#### Records for the exercise

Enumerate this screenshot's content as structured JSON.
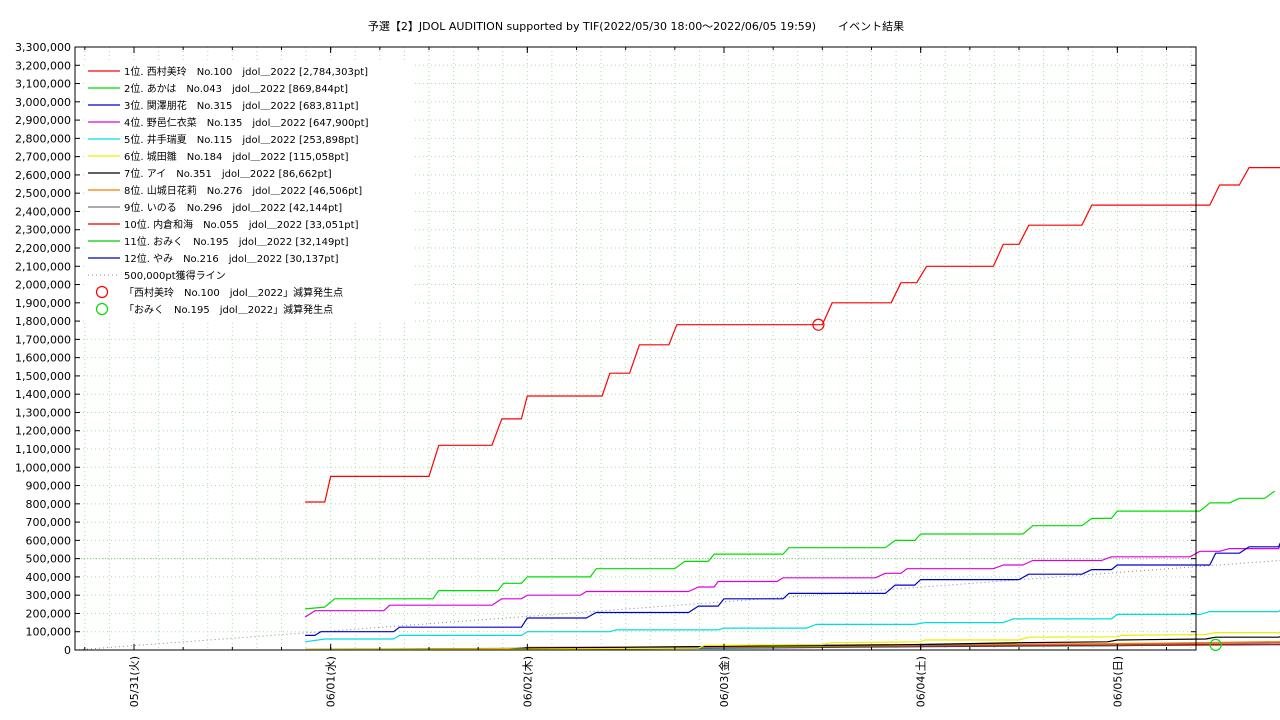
{
  "chart_data": {
    "type": "line",
    "title": "予選【2】JDOL AUDITION supported by TIF(2022/05/30 18:00～2022/06/05 19:59)　　イベント結果",
    "xlabel": "",
    "ylabel": "",
    "ylim": [
      0,
      3300000
    ],
    "xlim": [
      -0.3,
      5.4
    ],
    "y_ticks": [
      {
        "v": 0,
        "label": "0"
      },
      {
        "v": 100000,
        "label": "100,000"
      },
      {
        "v": 200000,
        "label": "200,000"
      },
      {
        "v": 300000,
        "label": "300,000"
      },
      {
        "v": 400000,
        "label": "400,000"
      },
      {
        "v": 500000,
        "label": "500,000"
      },
      {
        "v": 600000,
        "label": "600,000"
      },
      {
        "v": 700000,
        "label": "700,000"
      },
      {
        "v": 800000,
        "label": "800,000"
      },
      {
        "v": 900000,
        "label": "900,000"
      },
      {
        "v": 1000000,
        "label": "1,000,000"
      },
      {
        "v": 1100000,
        "label": "1,100,000"
      },
      {
        "v": 1200000,
        "label": "1,200,000"
      },
      {
        "v": 1300000,
        "label": "1,300,000"
      },
      {
        "v": 1400000,
        "label": "1,400,000"
      },
      {
        "v": 1500000,
        "label": "1,500,000"
      },
      {
        "v": 1600000,
        "label": "1,600,000"
      },
      {
        "v": 1700000,
        "label": "1,700,000"
      },
      {
        "v": 1800000,
        "label": "1,800,000"
      },
      {
        "v": 1900000,
        "label": "1,900,000"
      },
      {
        "v": 2000000,
        "label": "2,000,000"
      },
      {
        "v": 2100000,
        "label": "2,100,000"
      },
      {
        "v": 2200000,
        "label": "2,200,000"
      },
      {
        "v": 2300000,
        "label": "2,300,000"
      },
      {
        "v": 2400000,
        "label": "2,400,000"
      },
      {
        "v": 2500000,
        "label": "2,500,000"
      },
      {
        "v": 2600000,
        "label": "2,600,000"
      },
      {
        "v": 2700000,
        "label": "2,700,000"
      },
      {
        "v": 2800000,
        "label": "2,800,000"
      },
      {
        "v": 2900000,
        "label": "2,900,000"
      },
      {
        "v": 3000000,
        "label": "3,000,000"
      },
      {
        "v": 3100000,
        "label": "3,100,000"
      },
      {
        "v": 3200000,
        "label": "3,200,000"
      },
      {
        "v": 3300000,
        "label": "3,300,000"
      }
    ],
    "x_ticks": [
      {
        "v": 0,
        "label": "05/31(火)"
      },
      {
        "v": 1,
        "label": "06/01(水)"
      },
      {
        "v": 2,
        "label": "06/02(木)"
      },
      {
        "v": 3,
        "label": "06/03(金)"
      },
      {
        "v": 4,
        "label": "06/04(土)"
      },
      {
        "v": 5,
        "label": "06/05(日)"
      }
    ],
    "grid": true,
    "legend_position": "top-left",
    "series": [
      {
        "name": "1位. 西村美玲　No.100　jdol＿2022 [2,784,303pt]",
        "color": "#ff0000",
        "points": [
          [
            0.87,
            810000
          ],
          [
            0.97,
            810000
          ],
          [
            1.0,
            950000
          ],
          [
            1.5,
            950000
          ],
          [
            1.55,
            1120000
          ],
          [
            1.82,
            1120000
          ],
          [
            1.87,
            1265000
          ],
          [
            1.97,
            1265000
          ],
          [
            2.0,
            1390000
          ],
          [
            2.38,
            1390000
          ],
          [
            2.42,
            1515000
          ],
          [
            2.52,
            1515000
          ],
          [
            2.57,
            1670000
          ],
          [
            2.72,
            1670000
          ],
          [
            2.76,
            1780000
          ],
          [
            3.5,
            1780000
          ],
          [
            3.55,
            1900000
          ],
          [
            3.85,
            1900000
          ],
          [
            3.9,
            2010000
          ],
          [
            3.98,
            2010000
          ],
          [
            4.03,
            2100000
          ],
          [
            4.37,
            2100000
          ],
          [
            4.42,
            2220000
          ],
          [
            4.5,
            2220000
          ],
          [
            4.55,
            2325000
          ],
          [
            4.82,
            2325000
          ],
          [
            4.87,
            2435000
          ],
          [
            5.47,
            2435000
          ],
          [
            5.52,
            2545000
          ],
          [
            5.62,
            2545000
          ],
          [
            5.67,
            2640000
          ],
          [
            5.87,
            2640000
          ],
          [
            5.92,
            2784303
          ]
        ]
      },
      {
        "name": "2位. あかは　No.043　jdol＿2022 [869,844pt]",
        "color": "#00dd00",
        "points": [
          [
            0.87,
            225000
          ],
          [
            0.97,
            235000
          ],
          [
            1.02,
            280000
          ],
          [
            1.52,
            280000
          ],
          [
            1.55,
            325000
          ],
          [
            1.85,
            325000
          ],
          [
            1.88,
            365000
          ],
          [
            1.97,
            365000
          ],
          [
            2.0,
            400000
          ],
          [
            2.32,
            400000
          ],
          [
            2.35,
            445000
          ],
          [
            2.75,
            445000
          ],
          [
            2.8,
            485000
          ],
          [
            2.92,
            485000
          ],
          [
            2.95,
            525000
          ],
          [
            3.3,
            525000
          ],
          [
            3.33,
            560000
          ],
          [
            3.82,
            560000
          ],
          [
            3.87,
            600000
          ],
          [
            3.97,
            600000
          ],
          [
            4.0,
            635000
          ],
          [
            4.52,
            635000
          ],
          [
            4.57,
            680000
          ],
          [
            4.82,
            680000
          ],
          [
            4.87,
            720000
          ],
          [
            4.97,
            720000
          ],
          [
            5.0,
            760000
          ],
          [
            5.42,
            760000
          ],
          [
            5.47,
            805000
          ],
          [
            5.57,
            805000
          ],
          [
            5.62,
            830000
          ],
          [
            5.75,
            830000
          ],
          [
            5.8,
            869844
          ]
        ]
      },
      {
        "name": "3位. 関澤朋花　No.315　jdol＿2022 [683,811pt]",
        "color": "#0000cc",
        "points": [
          [
            0.87,
            80000
          ],
          [
            0.92,
            80000
          ],
          [
            0.95,
            100000
          ],
          [
            1.32,
            100000
          ],
          [
            1.35,
            125000
          ],
          [
            1.97,
            125000
          ],
          [
            2.0,
            175000
          ],
          [
            2.3,
            175000
          ],
          [
            2.35,
            205000
          ],
          [
            2.82,
            205000
          ],
          [
            2.87,
            240000
          ],
          [
            2.97,
            240000
          ],
          [
            3.0,
            280000
          ],
          [
            3.3,
            280000
          ],
          [
            3.33,
            310000
          ],
          [
            3.82,
            310000
          ],
          [
            3.87,
            355000
          ],
          [
            3.97,
            355000
          ],
          [
            4.0,
            385000
          ],
          [
            4.5,
            385000
          ],
          [
            4.55,
            415000
          ],
          [
            4.82,
            415000
          ],
          [
            4.87,
            440000
          ],
          [
            4.97,
            440000
          ],
          [
            5.0,
            465000
          ],
          [
            5.47,
            465000
          ],
          [
            5.5,
            530000
          ],
          [
            5.62,
            530000
          ],
          [
            5.67,
            565000
          ],
          [
            5.82,
            565000
          ],
          [
            5.87,
            683811
          ]
        ]
      },
      {
        "name": "4位. 野邑仁衣菜　No.135　jdol＿2022 [647,900pt]",
        "color": "#dd00dd",
        "points": [
          [
            0.87,
            180000
          ],
          [
            0.92,
            215000
          ],
          [
            1.27,
            215000
          ],
          [
            1.3,
            245000
          ],
          [
            1.82,
            245000
          ],
          [
            1.87,
            280000
          ],
          [
            1.97,
            280000
          ],
          [
            2.0,
            300000
          ],
          [
            2.27,
            300000
          ],
          [
            2.3,
            320000
          ],
          [
            2.82,
            320000
          ],
          [
            2.87,
            345000
          ],
          [
            2.95,
            345000
          ],
          [
            2.97,
            375000
          ],
          [
            3.27,
            375000
          ],
          [
            3.3,
            395000
          ],
          [
            3.77,
            395000
          ],
          [
            3.82,
            420000
          ],
          [
            3.9,
            420000
          ],
          [
            3.93,
            445000
          ],
          [
            4.37,
            445000
          ],
          [
            4.42,
            465000
          ],
          [
            4.52,
            465000
          ],
          [
            4.57,
            490000
          ],
          [
            4.92,
            490000
          ],
          [
            4.97,
            510000
          ],
          [
            5.37,
            510000
          ],
          [
            5.42,
            540000
          ],
          [
            5.52,
            540000
          ],
          [
            5.57,
            555000
          ],
          [
            5.82,
            555000
          ],
          [
            5.87,
            647900
          ]
        ]
      },
      {
        "name": "5位. 井手瑞夏　No.115　jdol＿2022 [253,898pt]",
        "color": "#00dddd",
        "points": [
          [
            0.87,
            45000
          ],
          [
            0.97,
            60000
          ],
          [
            1.32,
            60000
          ],
          [
            1.35,
            80000
          ],
          [
            1.97,
            80000
          ],
          [
            2.0,
            100000
          ],
          [
            2.42,
            100000
          ],
          [
            2.45,
            110000
          ],
          [
            2.97,
            110000
          ],
          [
            3.0,
            120000
          ],
          [
            3.42,
            120000
          ],
          [
            3.47,
            140000
          ],
          [
            3.97,
            140000
          ],
          [
            4.02,
            150000
          ],
          [
            4.42,
            150000
          ],
          [
            4.47,
            170000
          ],
          [
            4.97,
            170000
          ],
          [
            5.0,
            195000
          ],
          [
            5.42,
            195000
          ],
          [
            5.47,
            210000
          ],
          [
            5.82,
            210000
          ],
          [
            5.87,
            253898
          ]
        ]
      },
      {
        "name": "6位. 城田雛　No.184　jdol＿2022 [115,058pt]",
        "color": "#eeee00",
        "points": [
          [
            0.87,
            3000
          ],
          [
            2.0,
            5000
          ],
          [
            2.87,
            10000
          ],
          [
            2.9,
            25000
          ],
          [
            3.5,
            30000
          ],
          [
            3.55,
            40000
          ],
          [
            4.0,
            45000
          ],
          [
            4.02,
            55000
          ],
          [
            4.5,
            55000
          ],
          [
            4.55,
            70000
          ],
          [
            5.0,
            72000
          ],
          [
            5.02,
            80000
          ],
          [
            5.45,
            85000
          ],
          [
            5.5,
            95000
          ],
          [
            5.82,
            95000
          ],
          [
            5.87,
            115058
          ]
        ]
      },
      {
        "name": "7位. アイ　No.351　jdol＿2022 [86,662pt]",
        "color": "#000000",
        "points": [
          [
            0.87,
            3000
          ],
          [
            1.9,
            5000
          ],
          [
            2.0,
            12000
          ],
          [
            2.5,
            15000
          ],
          [
            3.0,
            20000
          ],
          [
            3.5,
            25000
          ],
          [
            4.0,
            30000
          ],
          [
            4.5,
            40000
          ],
          [
            4.95,
            45000
          ],
          [
            5.0,
            55000
          ],
          [
            5.45,
            60000
          ],
          [
            5.5,
            70000
          ],
          [
            5.82,
            70000
          ],
          [
            5.87,
            86662
          ]
        ]
      },
      {
        "name": "8位. 山城日花莉　No.276　jdol＿2022 [46,506pt]",
        "color": "#ff7700",
        "points": [
          [
            0.87,
            2000
          ],
          [
            1.97,
            8000
          ],
          [
            2.0,
            15000
          ],
          [
            3.0,
            18000
          ],
          [
            3.97,
            25000
          ],
          [
            4.0,
            30000
          ],
          [
            5.0,
            35000
          ],
          [
            5.9,
            46506
          ]
        ]
      },
      {
        "name": "9位. いのる　No.296　jdol＿2022 [42,144pt]",
        "color": "#777777",
        "points": [
          [
            0.87,
            2000
          ],
          [
            2.0,
            10000
          ],
          [
            2.5,
            12000
          ],
          [
            3.0,
            15000
          ],
          [
            4.0,
            25000
          ],
          [
            5.0,
            32000
          ],
          [
            5.9,
            42144
          ]
        ]
      },
      {
        "name": "10位. 内倉和海　No.055　jdol＿2022 [33,051pt]",
        "color": "#dd0000",
        "points": [
          [
            0.87,
            1500
          ],
          [
            1.97,
            5000
          ],
          [
            2.0,
            10000
          ],
          [
            3.0,
            15000
          ],
          [
            4.0,
            22000
          ],
          [
            5.0,
            26000
          ],
          [
            5.9,
            33051
          ]
        ]
      },
      {
        "name": "11位. おみく　No.195　jdol＿2022 [32,149pt]",
        "color": "#00cc00",
        "points": [
          [
            0.87,
            1000
          ],
          [
            2.0,
            8000
          ],
          [
            3.0,
            12000
          ],
          [
            4.0,
            20000
          ],
          [
            5.0,
            25000
          ],
          [
            5.5,
            29000
          ],
          [
            5.9,
            32149
          ]
        ]
      },
      {
        "name": "12位. やみ　No.216　jdol＿2022 [30,137pt]",
        "color": "#0000bb",
        "points": [
          [
            0.87,
            1000
          ],
          [
            2.0,
            5000
          ],
          [
            3.0,
            10000
          ],
          [
            4.0,
            18000
          ],
          [
            5.0,
            24000
          ],
          [
            5.9,
            30137
          ]
        ]
      }
    ],
    "reference_line": {
      "name": "500,000pt獲得ライン",
      "color": "#888888",
      "points": [
        [
          -0.3,
          0
        ],
        [
          5.95,
          500000
        ]
      ]
    },
    "markers": [
      {
        "name": "「西村美玲　No.100　jdol＿2022」減算発生点",
        "color": "#ff0000",
        "x": 3.48,
        "y": 1780000
      },
      {
        "name": "「おみく　No.195　jdol＿2022」減算発生点",
        "color": "#00dd00",
        "x": 5.5,
        "y": 28000
      }
    ]
  }
}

#### What you will do
Copy every line from the entries that contains the word "減算発生点".

#### Problem solution
        "name": "「西村美玲　No.100　jdol＿2022」減算発生点",
        "name": "「おみく　No.195　jdol＿2022」減算発生点",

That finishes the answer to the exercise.